*TASK STATEMENT*.
Reproduce the records exactly.

***

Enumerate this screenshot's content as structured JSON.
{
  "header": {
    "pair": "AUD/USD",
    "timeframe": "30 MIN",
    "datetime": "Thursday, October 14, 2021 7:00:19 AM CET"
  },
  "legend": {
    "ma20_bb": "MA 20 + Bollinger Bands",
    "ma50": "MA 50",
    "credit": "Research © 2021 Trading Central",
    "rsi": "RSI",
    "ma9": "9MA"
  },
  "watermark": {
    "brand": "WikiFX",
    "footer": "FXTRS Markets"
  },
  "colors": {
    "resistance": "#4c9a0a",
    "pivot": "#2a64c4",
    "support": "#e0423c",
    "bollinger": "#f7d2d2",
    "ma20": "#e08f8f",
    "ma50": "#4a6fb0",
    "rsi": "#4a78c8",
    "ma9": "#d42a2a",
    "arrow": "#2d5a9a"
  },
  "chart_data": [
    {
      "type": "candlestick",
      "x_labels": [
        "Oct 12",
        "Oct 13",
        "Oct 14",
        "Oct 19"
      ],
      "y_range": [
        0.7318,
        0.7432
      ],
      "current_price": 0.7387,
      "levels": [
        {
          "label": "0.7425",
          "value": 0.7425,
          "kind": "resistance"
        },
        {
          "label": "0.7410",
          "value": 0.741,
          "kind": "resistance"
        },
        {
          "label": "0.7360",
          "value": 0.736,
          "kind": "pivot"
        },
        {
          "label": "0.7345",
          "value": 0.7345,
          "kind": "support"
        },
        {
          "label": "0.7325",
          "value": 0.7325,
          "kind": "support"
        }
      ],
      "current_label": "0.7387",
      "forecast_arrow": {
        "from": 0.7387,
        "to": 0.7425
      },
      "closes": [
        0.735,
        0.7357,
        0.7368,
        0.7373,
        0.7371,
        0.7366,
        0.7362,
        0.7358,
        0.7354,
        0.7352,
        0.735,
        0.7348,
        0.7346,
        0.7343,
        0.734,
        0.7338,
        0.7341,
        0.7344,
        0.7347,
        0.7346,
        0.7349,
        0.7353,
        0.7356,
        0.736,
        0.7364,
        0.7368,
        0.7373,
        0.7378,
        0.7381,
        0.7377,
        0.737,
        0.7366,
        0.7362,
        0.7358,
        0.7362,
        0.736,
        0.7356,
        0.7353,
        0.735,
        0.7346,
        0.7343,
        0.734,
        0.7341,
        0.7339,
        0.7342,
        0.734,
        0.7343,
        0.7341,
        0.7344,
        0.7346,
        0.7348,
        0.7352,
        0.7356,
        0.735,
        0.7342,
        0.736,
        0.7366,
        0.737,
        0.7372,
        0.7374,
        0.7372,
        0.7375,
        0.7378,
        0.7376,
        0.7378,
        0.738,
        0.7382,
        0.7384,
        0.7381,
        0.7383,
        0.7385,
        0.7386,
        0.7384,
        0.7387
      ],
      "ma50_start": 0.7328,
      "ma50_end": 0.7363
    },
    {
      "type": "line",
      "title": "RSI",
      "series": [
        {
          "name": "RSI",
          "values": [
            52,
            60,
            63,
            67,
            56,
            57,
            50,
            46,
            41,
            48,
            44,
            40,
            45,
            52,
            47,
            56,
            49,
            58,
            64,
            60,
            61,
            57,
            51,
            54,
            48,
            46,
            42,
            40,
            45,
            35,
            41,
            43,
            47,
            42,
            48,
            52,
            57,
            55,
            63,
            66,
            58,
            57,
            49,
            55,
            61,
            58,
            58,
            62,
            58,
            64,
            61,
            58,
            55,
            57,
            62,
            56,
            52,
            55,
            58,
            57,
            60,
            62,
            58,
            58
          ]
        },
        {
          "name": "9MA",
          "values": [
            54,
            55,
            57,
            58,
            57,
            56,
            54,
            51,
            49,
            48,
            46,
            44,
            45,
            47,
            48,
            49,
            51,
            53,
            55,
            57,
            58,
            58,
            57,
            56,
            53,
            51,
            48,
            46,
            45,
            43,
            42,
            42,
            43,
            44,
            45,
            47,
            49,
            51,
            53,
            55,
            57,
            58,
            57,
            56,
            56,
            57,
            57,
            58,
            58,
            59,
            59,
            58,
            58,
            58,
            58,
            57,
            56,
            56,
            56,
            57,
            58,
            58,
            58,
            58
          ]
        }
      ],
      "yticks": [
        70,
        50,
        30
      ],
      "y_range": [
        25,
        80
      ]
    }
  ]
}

***

*PROBLEM SOLUTION*.
Enumerate this screenshot's content as structured JSON.
{
  "header": {
    "pair": "AUD/USD",
    "timeframe": "30 MIN",
    "datetime": "Thursday, October 14, 2021 7:00:19 AM CET"
  },
  "legend": {
    "ma20_bb": "MA 20 + Bollinger Bands",
    "ma50": "MA 50",
    "credit": "Research © 2021 Trading Central",
    "rsi": "RSI",
    "ma9": "9MA"
  },
  "watermark": {
    "brand": "WikiFX",
    "footer": "FXTRS Markets"
  },
  "colors": {
    "resistance": "#4c9a0a",
    "pivot": "#2a64c4",
    "support": "#e0423c",
    "bollinger": "#f7d2d2",
    "ma20": "#e08f8f",
    "ma50": "#4a6fb0",
    "rsi": "#4a78c8",
    "ma9": "#d42a2a",
    "arrow": "#2d5a9a"
  },
  "chart_data": [
    {
      "type": "candlestick",
      "x_labels": [
        "Oct 12",
        "Oct 13",
        "Oct 14",
        "Oct 19"
      ],
      "y_range": [
        0.7318,
        0.7432
      ],
      "current_price": 0.7387,
      "levels": [
        {
          "label": "0.7425",
          "value": 0.7425,
          "kind": "resistance"
        },
        {
          "label": "0.7410",
          "value": 0.741,
          "kind": "resistance"
        },
        {
          "label": "0.7360",
          "value": 0.736,
          "kind": "pivot"
        },
        {
          "label": "0.7345",
          "value": 0.7345,
          "kind": "support"
        },
        {
          "label": "0.7325",
          "value": 0.7325,
          "kind": "support"
        }
      ],
      "current_label": "0.7387",
      "forecast_arrow": {
        "from": 0.7387,
        "to": 0.7425
      },
      "closes": [
        0.735,
        0.7357,
        0.7368,
        0.7373,
        0.7371,
        0.7366,
        0.7362,
        0.7358,
        0.7354,
        0.7352,
        0.735,
        0.7348,
        0.7346,
        0.7343,
        0.734,
        0.7338,
        0.7341,
        0.7344,
        0.7347,
        0.7346,
        0.7349,
        0.7353,
        0.7356,
        0.736,
        0.7364,
        0.7368,
        0.7373,
        0.7378,
        0.7381,
        0.7377,
        0.737,
        0.7366,
        0.7362,
        0.7358,
        0.7362,
        0.736,
        0.7356,
        0.7353,
        0.735,
        0.7346,
        0.7343,
        0.734,
        0.7341,
        0.7339,
        0.7342,
        0.734,
        0.7343,
        0.7341,
        0.7344,
        0.7346,
        0.7348,
        0.7352,
        0.7356,
        0.735,
        0.7342,
        0.736,
        0.7366,
        0.737,
        0.7372,
        0.7374,
        0.7372,
        0.7375,
        0.7378,
        0.7376,
        0.7378,
        0.738,
        0.7382,
        0.7384,
        0.7381,
        0.7383,
        0.7385,
        0.7386,
        0.7384,
        0.7387
      ],
      "ma50_start": 0.7328,
      "ma50_end": 0.7363
    },
    {
      "type": "line",
      "title": "RSI",
      "series": [
        {
          "name": "RSI",
          "values": [
            52,
            60,
            63,
            67,
            56,
            57,
            50,
            46,
            41,
            48,
            44,
            40,
            45,
            52,
            47,
            56,
            49,
            58,
            64,
            60,
            61,
            57,
            51,
            54,
            48,
            46,
            42,
            40,
            45,
            35,
            41,
            43,
            47,
            42,
            48,
            52,
            57,
            55,
            63,
            66,
            58,
            57,
            49,
            55,
            61,
            58,
            58,
            62,
            58,
            64,
            61,
            58,
            55,
            57,
            62,
            56,
            52,
            55,
            58,
            57,
            60,
            62,
            58,
            58
          ]
        },
        {
          "name": "9MA",
          "values": [
            54,
            55,
            57,
            58,
            57,
            56,
            54,
            51,
            49,
            48,
            46,
            44,
            45,
            47,
            48,
            49,
            51,
            53,
            55,
            57,
            58,
            58,
            57,
            56,
            53,
            51,
            48,
            46,
            45,
            43,
            42,
            42,
            43,
            44,
            45,
            47,
            49,
            51,
            53,
            55,
            57,
            58,
            57,
            56,
            56,
            57,
            57,
            58,
            58,
            59,
            59,
            58,
            58,
            58,
            58,
            57,
            56,
            56,
            56,
            57,
            58,
            58,
            58,
            58
          ]
        }
      ],
      "yticks": [
        70,
        50,
        30
      ],
      "y_range": [
        25,
        80
      ]
    }
  ]
}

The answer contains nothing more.